- **RECORDS SHOWN**:
-- start --
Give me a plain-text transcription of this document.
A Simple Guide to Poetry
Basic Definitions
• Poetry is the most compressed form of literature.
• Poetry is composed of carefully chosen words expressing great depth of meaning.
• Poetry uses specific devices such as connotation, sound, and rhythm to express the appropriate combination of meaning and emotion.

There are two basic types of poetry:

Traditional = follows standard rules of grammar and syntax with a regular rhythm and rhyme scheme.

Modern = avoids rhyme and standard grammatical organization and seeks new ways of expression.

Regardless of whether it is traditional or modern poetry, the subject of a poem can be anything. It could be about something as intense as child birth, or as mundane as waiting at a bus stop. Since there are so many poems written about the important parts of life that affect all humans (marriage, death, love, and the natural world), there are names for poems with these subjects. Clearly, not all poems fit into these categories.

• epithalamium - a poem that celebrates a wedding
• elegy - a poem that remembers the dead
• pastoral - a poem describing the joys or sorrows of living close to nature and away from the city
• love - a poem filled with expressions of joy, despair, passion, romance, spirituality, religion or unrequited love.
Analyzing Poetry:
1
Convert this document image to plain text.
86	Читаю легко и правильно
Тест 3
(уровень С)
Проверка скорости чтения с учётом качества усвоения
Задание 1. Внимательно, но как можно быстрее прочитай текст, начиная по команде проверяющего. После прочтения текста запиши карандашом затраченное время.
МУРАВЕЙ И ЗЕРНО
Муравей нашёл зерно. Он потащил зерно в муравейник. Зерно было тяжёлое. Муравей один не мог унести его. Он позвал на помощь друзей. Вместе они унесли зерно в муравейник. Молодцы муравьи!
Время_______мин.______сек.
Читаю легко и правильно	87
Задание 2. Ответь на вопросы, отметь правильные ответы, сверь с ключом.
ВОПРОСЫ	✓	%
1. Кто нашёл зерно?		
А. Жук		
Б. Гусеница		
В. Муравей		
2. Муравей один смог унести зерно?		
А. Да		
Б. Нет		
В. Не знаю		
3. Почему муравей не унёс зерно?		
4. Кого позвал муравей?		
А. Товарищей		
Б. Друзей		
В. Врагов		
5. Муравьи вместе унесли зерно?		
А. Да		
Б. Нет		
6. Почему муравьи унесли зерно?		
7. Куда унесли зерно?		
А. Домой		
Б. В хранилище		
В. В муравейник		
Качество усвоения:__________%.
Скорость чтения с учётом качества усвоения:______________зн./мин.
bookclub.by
-- end --
- **EXERCISE TASK**:
Write the whole listing out again. Keep every line exactly as it is.

- **ANSWER TO THE EXERCISE**:
Give me a plain-text transcription of this document.
A Simple Guide to Poetry
Basic Definitions
• Poetry is the most compressed form of literature.
• Poetry is composed of carefully chosen words expressing great depth of meaning.
• Poetry uses specific devices such as connotation, sound, and rhythm to express the appropriate combination of meaning and emotion.

There are two basic types of poetry:

Traditional = follows standard rules of grammar and syntax with a regular rhythm and rhyme scheme.

Modern = avoids rhyme and standard grammatical organization and seeks new ways of expression.

Regardless of whether it is traditional or modern poetry, the subject of a poem can be anything. It could be about something as intense as child birth, or as mundane as waiting at a bus stop. Since there are so many poems written about the important parts of life that affect all humans (marriage, death, love, and the natural world), there are names for poems with these subjects. Clearly, not all poems fit into these categories.

• epithalamium - a poem that celebrates a wedding
• elegy - a poem that remembers the dead
• pastoral - a poem describing the joys or sorrows of living close to nature and away from the city
• love - a poem filled with expressions of joy, despair, passion, romance, spirituality, religion or unrequited love.
Analyzing Poetry:
1
Convert this document image to plain text.
86	Читаю легко и правильно
Тест 3
(уровень С)
Проверка скорости чтения с учётом качества усвоения
Задание 1. Внимательно, но как можно быстрее прочитай текст, начиная по команде проверяющего. После прочтения текста запиши карандашом затраченное время.
МУРАВЕЙ И ЗЕРНО
Муравей нашёл зерно. Он потащил зерно в муравейник. Зерно было тяжёлое. Муравей один не мог унести его. Он позвал на помощь друзей. Вместе они унесли зерно в муравейник. Молодцы муравьи!
Время_______мин.______сек.
Читаю легко и правильно	87
Задание 2. Ответь на вопросы, отметь правильные ответы, сверь с ключом.
ВОПРОСЫ	✓	%
1. Кто нашёл зерно?		
А. Жук		
Б. Гусеница		
В. Муравей		
2. Муравей один смог унести зерно?		
А. Да		
Б. Нет		
В. Не знаю		
3. Почему муравей не унёс зерно?		
4. Кого позвал муравей?		
А. Товарищей		
Б. Друзей		
В. Врагов		
5. Муравьи вместе унесли зерно?		
А. Да		
Б. Нет		
6. Почему муравьи унесли зерно?		
7. Куда унесли зерно?		
А. Домой		
Б. В хранилище		
В. В муравейник		
Качество усвоения:__________%.
Скорость чтения с учётом качества усвоения:______________зн./мин.
bookclub.by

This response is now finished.